Extracted data entries:
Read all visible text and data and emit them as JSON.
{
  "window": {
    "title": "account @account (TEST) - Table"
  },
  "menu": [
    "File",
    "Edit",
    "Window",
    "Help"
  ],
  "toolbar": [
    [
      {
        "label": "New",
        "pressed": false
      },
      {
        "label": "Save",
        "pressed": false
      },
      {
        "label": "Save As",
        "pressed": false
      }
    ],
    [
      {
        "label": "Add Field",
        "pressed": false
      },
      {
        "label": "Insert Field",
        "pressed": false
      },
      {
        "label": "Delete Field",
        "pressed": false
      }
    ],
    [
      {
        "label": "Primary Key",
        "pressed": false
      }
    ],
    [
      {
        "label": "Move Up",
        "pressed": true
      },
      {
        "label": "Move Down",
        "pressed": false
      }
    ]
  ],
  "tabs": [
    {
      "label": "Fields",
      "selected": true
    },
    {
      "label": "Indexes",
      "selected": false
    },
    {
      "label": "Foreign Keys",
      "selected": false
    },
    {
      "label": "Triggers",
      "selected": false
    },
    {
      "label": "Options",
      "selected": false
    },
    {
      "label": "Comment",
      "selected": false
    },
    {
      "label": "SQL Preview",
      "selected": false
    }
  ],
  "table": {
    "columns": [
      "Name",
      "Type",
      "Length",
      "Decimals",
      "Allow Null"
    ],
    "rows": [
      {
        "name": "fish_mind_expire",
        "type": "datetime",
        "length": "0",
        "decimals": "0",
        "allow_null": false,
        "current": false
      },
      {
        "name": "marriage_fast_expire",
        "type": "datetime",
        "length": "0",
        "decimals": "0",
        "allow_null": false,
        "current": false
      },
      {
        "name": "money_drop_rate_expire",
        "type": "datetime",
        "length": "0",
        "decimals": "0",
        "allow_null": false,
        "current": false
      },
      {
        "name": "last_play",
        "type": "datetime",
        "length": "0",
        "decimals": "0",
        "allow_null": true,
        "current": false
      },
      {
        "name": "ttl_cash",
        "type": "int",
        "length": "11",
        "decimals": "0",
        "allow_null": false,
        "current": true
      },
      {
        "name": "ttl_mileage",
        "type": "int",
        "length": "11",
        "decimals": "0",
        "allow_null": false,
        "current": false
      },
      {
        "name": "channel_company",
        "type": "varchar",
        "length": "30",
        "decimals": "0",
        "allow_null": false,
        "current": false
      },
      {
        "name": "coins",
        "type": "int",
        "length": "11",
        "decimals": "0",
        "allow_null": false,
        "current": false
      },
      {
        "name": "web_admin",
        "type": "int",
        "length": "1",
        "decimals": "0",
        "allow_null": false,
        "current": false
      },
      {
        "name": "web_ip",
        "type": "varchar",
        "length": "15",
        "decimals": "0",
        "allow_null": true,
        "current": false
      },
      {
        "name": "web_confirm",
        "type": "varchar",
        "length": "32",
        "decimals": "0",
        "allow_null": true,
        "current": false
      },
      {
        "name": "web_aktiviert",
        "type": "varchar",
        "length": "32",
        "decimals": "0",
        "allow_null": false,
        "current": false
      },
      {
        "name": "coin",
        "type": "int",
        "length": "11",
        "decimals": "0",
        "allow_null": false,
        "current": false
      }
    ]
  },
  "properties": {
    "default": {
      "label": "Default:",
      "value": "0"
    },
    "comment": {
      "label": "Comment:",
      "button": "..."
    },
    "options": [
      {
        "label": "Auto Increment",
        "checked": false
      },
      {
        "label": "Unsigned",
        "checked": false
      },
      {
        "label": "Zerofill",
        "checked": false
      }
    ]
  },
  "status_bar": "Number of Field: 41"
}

**Aim**
Write every record out again, unaltered.

**Finished answer**
Read all visible text and data and emit them as JSON.
{
  "window": {
    "title": "account @account (TEST) - Table"
  },
  "menu": [
    "File",
    "Edit",
    "Window",
    "Help"
  ],
  "toolbar": [
    [
      {
        "label": "New",
        "pressed": false
      },
      {
        "label": "Save",
        "pressed": false
      },
      {
        "label": "Save As",
        "pressed": false
      }
    ],
    [
      {
        "label": "Add Field",
        "pressed": false
      },
      {
        "label": "Insert Field",
        "pressed": false
      },
      {
        "label": "Delete Field",
        "pressed": false
      }
    ],
    [
      {
        "label": "Primary Key",
        "pressed": false
      }
    ],
    [
      {
        "label": "Move Up",
        "pressed": true
      },
      {
        "label": "Move Down",
        "pressed": false
      }
    ]
  ],
  "tabs": [
    {
      "label": "Fields",
      "selected": true
    },
    {
      "label": "Indexes",
      "selected": false
    },
    {
      "label": "Foreign Keys",
      "selected": false
    },
    {
      "label": "Triggers",
      "selected": false
    },
    {
      "label": "Options",
      "selected": false
    },
    {
      "label": "Comment",
      "selected": false
    },
    {
      "label": "SQL Preview",
      "selected": false
    }
  ],
  "table": {
    "columns": [
      "Name",
      "Type",
      "Length",
      "Decimals",
      "Allow Null"
    ],
    "rows": [
      {
        "name": "fish_mind_expire",
        "type": "datetime",
        "length": "0",
        "decimals": "0",
        "allow_null": false,
        "current": false
      },
      {
        "name": "marriage_fast_expire",
        "type": "datetime",
        "length": "0",
        "decimals": "0",
        "allow_null": false,
        "current": false
      },
      {
        "name": "money_drop_rate_expire",
        "type": "datetime",
        "length": "0",
        "decimals": "0",
        "allow_null": false,
        "current": false
      },
      {
        "name": "last_play",
        "type": "datetime",
        "length": "0",
        "decimals": "0",
        "allow_null": true,
        "current": false
      },
      {
        "name": "ttl_cash",
        "type": "int",
        "length": "11",
        "decimals": "0",
        "allow_null": false,
        "current": true
      },
      {
        "name": "ttl_mileage",
        "type": "int",
        "length": "11",
        "decimals": "0",
        "allow_null": false,
        "current": false
      },
      {
        "name": "channel_company",
        "type": "varchar",
        "length": "30",
        "decimals": "0",
        "allow_null": false,
        "current": false
      },
      {
        "name": "coins",
        "type": "int",
        "length": "11",
        "decimals": "0",
        "allow_null": false,
        "current": false
      },
      {
        "name": "web_admin",
        "type": "int",
        "length": "1",
        "decimals": "0",
        "allow_null": false,
        "current": false
      },
      {
        "name": "web_ip",
        "type": "varchar",
        "length": "15",
        "decimals": "0",
        "allow_null": true,
        "current": false
      },
      {
        "name": "web_confirm",
        "type": "varchar",
        "length": "32",
        "decimals": "0",
        "allow_null": true,
        "current": false
      },
      {
        "name": "web_aktiviert",
        "type": "varchar",
        "length": "32",
        "decimals": "0",
        "allow_null": false,
        "current": false
      },
      {
        "name": "coin",
        "type": "int",
        "length": "11",
        "decimals": "0",
        "allow_null": false,
        "current": false
      }
    ]
  },
  "properties": {
    "default": {
      "label": "Default:",
      "value": "0"
    },
    "comment": {
      "label": "Comment:",
      "button": "..."
    },
    "options": [
      {
        "label": "Auto Increment",
        "checked": false
      },
      {
        "label": "Unsigned",
        "checked": false
      },
      {
        "label": "Zerofill",
        "checked": false
      }
    ]
  },
  "status_bar": "Number of Field: 41"
}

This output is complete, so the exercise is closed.